During a visit to the Cobb family mausoleum in December 1960, Stump alleged that Cobb told him about the murder of his father, and pointed the finger at his mother. But at the time of the film, Stump claimed that another man was responsible.
The Stump autobiography came out a few months after Cobb's death. The autobiography (My Life in Baseball by Ty Cobb) painted Ty in a sympathetic light. Thirty years later, however, Stump published a new book (Cobb: A Biography), which offered a very negative and unsympathic portrait of Cobb. In 1994 the writing of the book was used as the basis for a film starring Tommy Lee Jones as Cobb and Robert Wuhl as Stump.
In 2010, an article by William R. "Ron" Cobb (no relation to Ty) in The National Pastime, official publication of the Society for American Baseball Research, accused Al Stump of extensive forgeries of Cobb-related documents and diaries and even of having falsely claimed to possess a shotgun used by Cobb's mother to kill his father (in a well-known incident officially ascribed to her having mistaken him for an intruder). The shotgun later came into the hands of noted memorabilia collector Barry Halper, but in reality Cobb's father had been killed by a pistol. The article further accused Stump of numerous false statements about Cobb in his last years, most of which were sensationalistic in nature and intended to cast Cobb in an unflattering light.[2]

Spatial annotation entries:
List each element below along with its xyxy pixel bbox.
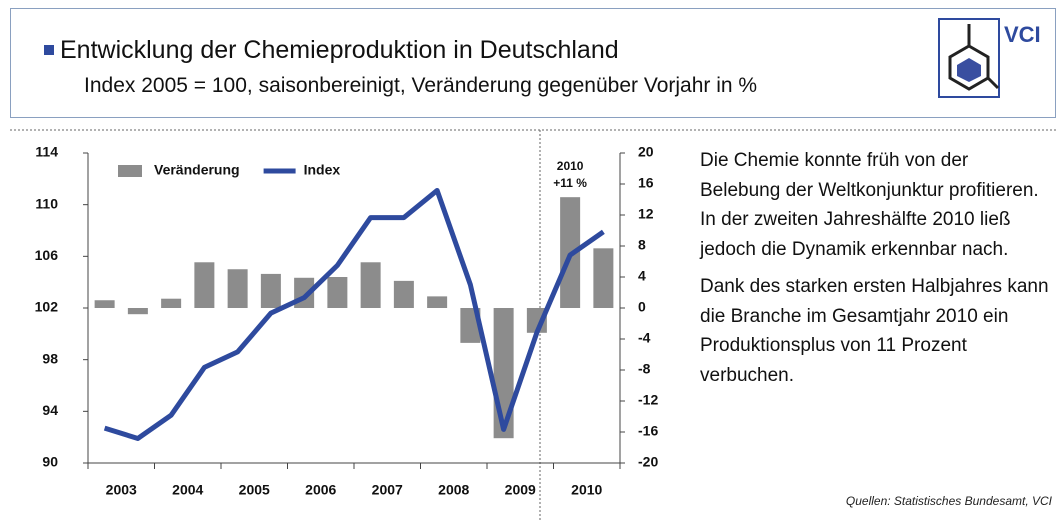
paragraph: Dank des starken ersten Halbjahres kann … bbox=[700, 276, 1049, 386]
x-tick-label: 2008 bbox=[438, 482, 469, 498]
subtitle: Index 2005 = 100, saisonbereinigt, Verän… bbox=[84, 74, 758, 97]
y2-tick-label: 20 bbox=[638, 144, 654, 160]
y2-tick-label: -16 bbox=[638, 423, 658, 439]
bar bbox=[593, 248, 614, 308]
y-tick-label: 90 bbox=[42, 454, 58, 470]
header bbox=[10, 8, 1056, 118]
source: Quellen: Statistisches Bundesamt, VCI bbox=[845, 494, 1052, 508]
bar bbox=[94, 300, 115, 308]
x-tick-label: 2006 bbox=[305, 482, 336, 498]
bar bbox=[327, 277, 348, 308]
y2-tick-label: 0 bbox=[638, 299, 646, 315]
y2-tick-label: 8 bbox=[638, 237, 646, 253]
annotation: 2010 bbox=[557, 159, 584, 173]
y-tick-label: 106 bbox=[35, 247, 59, 263]
y2-tick-label: -20 bbox=[638, 454, 658, 470]
y2-tick-label: -4 bbox=[638, 330, 651, 346]
legend-label: Index bbox=[304, 162, 341, 178]
y-tick-label: 114 bbox=[35, 144, 58, 160]
x-tick-label: 2010 bbox=[571, 482, 602, 498]
bullet bbox=[44, 45, 54, 55]
bar bbox=[194, 262, 215, 308]
y2-tick-label: 16 bbox=[638, 175, 654, 191]
legend-label: Veränderung bbox=[154, 162, 240, 178]
bar bbox=[360, 262, 381, 308]
y-tick-label: 98 bbox=[42, 350, 58, 366]
bar bbox=[161, 298, 182, 308]
bar bbox=[260, 273, 281, 308]
y2-tick-label: 4 bbox=[638, 268, 646, 284]
bar bbox=[227, 269, 248, 308]
chart: 90 94 98 102 106 110 114 -20 -16 -12 -8 -4 0 4 8 12 16 20… bbox=[10, 129, 1056, 522]
paragraph: Die Chemie konnte früh von der Belebung … bbox=[700, 150, 1039, 260]
logo-text: VCI bbox=[1004, 22, 1041, 47]
x-tick-label: 2004 bbox=[172, 482, 203, 498]
x-tick-label: 2009 bbox=[505, 482, 536, 498]
line bbox=[103, 187, 605, 441]
text-panel: Die Chemie konnte früh von der Belebung … bbox=[700, 146, 1050, 398]
x-tick-label: 2007 bbox=[372, 482, 403, 498]
y2-tick-label: -8 bbox=[638, 361, 651, 377]
legend-swatch bbox=[118, 165, 142, 177]
bar bbox=[427, 296, 448, 308]
title: Entwicklung der Chemieproduktion in Deut… bbox=[60, 36, 619, 64]
x-tick-label: 2003 bbox=[106, 482, 137, 498]
y-tick-label: 102 bbox=[35, 299, 59, 315]
y2-tick-label: 12 bbox=[638, 206, 654, 222]
bar bbox=[127, 308, 148, 315]
x-tick-label: 2005 bbox=[239, 482, 270, 498]
annotation: +11 % bbox=[553, 176, 587, 190]
y-tick-label: 94 bbox=[42, 402, 58, 418]
logo: VCI bbox=[938, 18, 1041, 98]
bar bbox=[393, 280, 414, 308]
y2-tick-label: -12 bbox=[638, 392, 658, 408]
y-tick-label: 110 bbox=[35, 195, 58, 211]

_INSTRUCTION A_. In the passage on Al Stump and Ty Cobb, which actor played Cobb in the 1994 film?
_INSTRUCTION B_. Render this sentence from the passage on Al Stump and Ty Cobb into Spanish: "The Stump autobiography came out a few months after Cobb's death."
_INSTRUCTION C_. From the passage on Al Stump and Ty Cobb, set down word for word the stretch that begins at the words "The Stump autobiography" and ends after "Wuhl as Stump.".
These records were drawn from a separate source.

_FINAL ANSWER A_. Tommy Lee Jones

_FINAL ANSWER B_. La autobiografía de Stump se publicó unos meses después de la muerte de Cobb.

_FINAL ANSWER C_.
The Stump autobiography came out a few months after Cobb's death. The autobiography (My Life in Baseball by Ty Cobb) painted Ty in a sympathetic light. Thirty years later, however, Stump published a new book (Cobb: A Biography), which offered a very negative and unsympathic portrait of Cobb. In 1994 the writing of the book was used as the basis for a film starring Tommy Lee Jones as Cobb and Robert Wuhl as Stump.